[Problem to solve] Copy out all the lines below character for character, omitting the picture.

** start of Supplied data **

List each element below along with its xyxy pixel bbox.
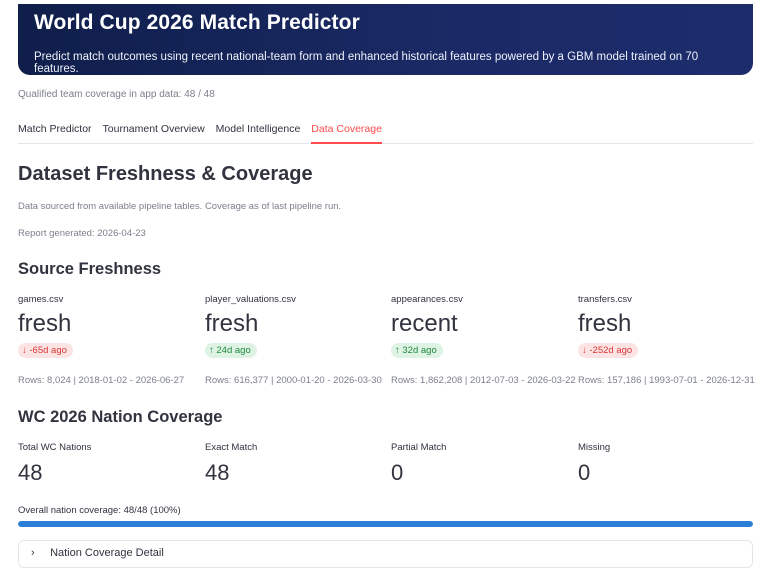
- metric-delta: ↓ -252d ago: [578, 343, 639, 358]
- tab-bar: Match Predictor Tournament Overview Mode…: [18, 114, 753, 144]
- metric-rows: Rows: 8,024 | 2018-01-02 - 2026-06-27: [18, 375, 185, 386]
- coverage-progress-bar: [18, 521, 753, 527]
- qualified-coverage-note: Qualified team coverage in app data: 48 …: [18, 89, 215, 100]
- nation-coverage-detail-expander[interactable]: › Nation Coverage Detail: [18, 540, 753, 568]
- nation-coverage-heading: WC 2026 Nation Coverage: [18, 408, 223, 426]
- metric-label: Total WC Nations: [18, 442, 92, 453]
- metric-rows: Rows: 157,186 | 1993-07-01 - 2026-12-31: [578, 375, 755, 386]
- arrow-up-icon: ↑: [209, 345, 214, 356]
- metric-label: transfers.csv: [578, 294, 632, 305]
- metric-label: Exact Match: [205, 442, 258, 453]
- arrow-down-icon: ↓: [22, 345, 27, 356]
- tab-model-intelligence[interactable]: Model Intelligence: [216, 114, 301, 144]
- freshness-metric-transfers: transfers.csv fresh ↓ -252d ago Rows: 15…: [578, 294, 758, 386]
- overall-coverage-label: Overall nation coverage: 48/48 (100%): [18, 505, 181, 516]
- app-subtitle: Predict match outcomes using recent nati…: [34, 51, 699, 75]
- metric-value: recent: [391, 310, 458, 337]
- metric-label: appearances.csv: [391, 294, 463, 305]
- metric-label: Partial Match: [391, 442, 447, 453]
- nation-metric-total: Total WC Nations 48: [18, 442, 198, 486]
- metric-value: fresh: [205, 310, 259, 337]
- tab-match-predictor[interactable]: Match Predictor: [18, 114, 92, 144]
- tab-data-coverage[interactable]: Data Coverage: [311, 114, 382, 144]
- arrow-down-icon: ↓: [582, 345, 587, 356]
- metric-delta: ↓ -65d ago: [18, 343, 73, 358]
- report-generated: Report generated: 2026-04-23: [18, 228, 146, 239]
- app-header: World Cup 2026 Match Predictor Predict m…: [18, 4, 753, 75]
- page-title: Dataset Freshness & Coverage: [18, 163, 313, 185]
- metric-rows: Rows: 1,862,208 | 2012-07-03 - 2026-03-2…: [391, 375, 576, 386]
- source-note: Data sourced from available pipeline tab…: [18, 201, 342, 212]
- metric-label: games.csv: [18, 294, 64, 305]
- metric-value: fresh: [578, 310, 632, 337]
- freshness-metric-appearances: appearances.csv recent ↑ 32d ago Rows: 1…: [391, 294, 576, 386]
- app-title: World Cup 2026 Match Predictor: [34, 11, 360, 34]
- metric-label: Missing: [578, 442, 611, 453]
- metric-value: 48: [205, 460, 230, 485]
- metric-value: 0: [391, 460, 404, 485]
- chevron-right-icon: ›: [31, 547, 35, 559]
- coverage-progress-fill: [18, 521, 753, 527]
- metric-delta: ↑ 24d ago: [205, 343, 257, 358]
- metric-value: 0: [578, 460, 591, 485]
- metric-rows: Rows: 616,377 | 2000-01-20 - 2026-03-30: [205, 375, 382, 386]
- metric-label: player_valuations.csv: [205, 294, 296, 305]
- freshness-metric-games: games.csv fresh ↓ -65d ago Rows: 8,024 |…: [18, 294, 198, 386]
- source-freshness-heading: Source Freshness: [18, 260, 162, 278]
- arrow-up-icon: ↑: [395, 345, 400, 356]
- nation-metric-partial: Partial Match 0: [391, 442, 571, 486]
- nation-metric-missing: Missing 0: [578, 442, 758, 486]
- tab-tournament-overview[interactable]: Tournament Overview: [103, 114, 205, 144]
- freshness-metric-player-valuations: player_valuations.csv fresh ↑ 24d ago Ro…: [205, 294, 385, 386]
- nation-metric-exact: Exact Match 48: [205, 442, 385, 486]
- expander-label: Nation Coverage Detail: [50, 547, 164, 559]
- metric-value: 48: [18, 460, 43, 485]
- metric-value: fresh: [18, 310, 72, 337]
- metric-delta: ↑ 32d ago: [391, 343, 443, 358]
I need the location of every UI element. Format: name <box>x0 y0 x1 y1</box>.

** end of Supplied data **

[Reply to the exercise]
List each element below along with its xyxy pixel bbox.
- metric-delta: ↓ -252d ago: [578, 343, 639, 358]
- tab-bar: Match Predictor Tournament Overview Mode…: [18, 114, 753, 144]
- metric-rows: Rows: 8,024 | 2018-01-02 - 2026-06-27: [18, 375, 185, 386]
- coverage-progress-bar: [18, 521, 753, 527]
- qualified-coverage-note: Qualified team coverage in app data: 48 …: [18, 89, 215, 100]
- nation-coverage-detail-expander[interactable]: › Nation Coverage Detail: [18, 540, 753, 568]
- nation-coverage-heading: WC 2026 Nation Coverage: [18, 408, 223, 426]
- metric-label: Total WC Nations: [18, 442, 92, 453]
- metric-rows: Rows: 157,186 | 1993-07-01 - 2026-12-31: [578, 375, 755, 386]
- arrow-up-icon: ↑: [209, 345, 214, 356]
- metric-label: transfers.csv: [578, 294, 632, 305]
- metric-label: Exact Match: [205, 442, 258, 453]
- arrow-down-icon: ↓: [22, 345, 27, 356]
- tab-model-intelligence[interactable]: Model Intelligence: [216, 114, 301, 144]
- freshness-metric-transfers: transfers.csv fresh ↓ -252d ago Rows: 15…: [578, 294, 758, 386]
- overall-coverage-label: Overall nation coverage: 48/48 (100%): [18, 505, 181, 516]
- app-subtitle: Predict match outcomes using recent nati…: [34, 51, 699, 75]
- metric-value: recent: [391, 310, 458, 337]
- metric-label: appearances.csv: [391, 294, 463, 305]
- metric-label: Partial Match: [391, 442, 447, 453]
- nation-metric-total: Total WC Nations 48: [18, 442, 198, 486]
- metric-value: fresh: [205, 310, 259, 337]
- tab-match-predictor[interactable]: Match Predictor: [18, 114, 92, 144]
- tab-data-coverage[interactable]: Data Coverage: [311, 114, 382, 144]
- arrow-down-icon: ↓: [582, 345, 587, 356]
- metric-delta: ↓ -65d ago: [18, 343, 73, 358]
- report-generated: Report generated: 2026-04-23: [18, 228, 146, 239]
- app-header: World Cup 2026 Match Predictor Predict m…: [18, 4, 753, 75]
- page-title: Dataset Freshness & Coverage: [18, 163, 313, 185]
- metric-rows: Rows: 1,862,208 | 2012-07-03 - 2026-03-2…: [391, 375, 576, 386]
- source-note: Data sourced from available pipeline tab…: [18, 201, 342, 212]
- metric-label: games.csv: [18, 294, 64, 305]
- metric-value: fresh: [578, 310, 632, 337]
- freshness-metric-appearances: appearances.csv recent ↑ 32d ago Rows: 1…: [391, 294, 576, 386]
- app-title: World Cup 2026 Match Predictor: [34, 11, 360, 34]
- metric-label: Missing: [578, 442, 611, 453]
- metric-value: 48: [205, 460, 230, 485]
- metric-value: 0: [391, 460, 404, 485]
- chevron-right-icon: ›: [31, 547, 35, 559]
- coverage-progress-fill: [18, 521, 753, 527]
- metric-delta: ↑ 24d ago: [205, 343, 257, 358]
- metric-value: 0: [578, 460, 591, 485]
- metric-rows: Rows: 616,377 | 2000-01-20 - 2026-03-30: [205, 375, 382, 386]
- metric-label: player_valuations.csv: [205, 294, 296, 305]
- freshness-metric-games: games.csv fresh ↓ -65d ago Rows: 8,024 |…: [18, 294, 198, 386]
- source-freshness-heading: Source Freshness: [18, 260, 162, 278]
- arrow-up-icon: ↑: [395, 345, 400, 356]
- nation-metric-partial: Partial Match 0: [391, 442, 571, 486]
- nation-metric-missing: Missing 0: [578, 442, 758, 486]
- tab-tournament-overview[interactable]: Tournament Overview: [103, 114, 205, 144]
- freshness-metric-player-valuations: player_valuations.csv fresh ↑ 24d ago Ro…: [205, 294, 385, 386]
- nation-metric-exact: Exact Match 48: [205, 442, 385, 486]
- expander-label: Nation Coverage Detail: [50, 547, 164, 559]
- metric-value: 48: [18, 460, 43, 485]
- metric-value: fresh: [18, 310, 72, 337]
- metric-delta: ↑ 32d ago: [391, 343, 443, 358]
I need the location of every UI element. Format: name <box>x0 y0 x1 y1</box>.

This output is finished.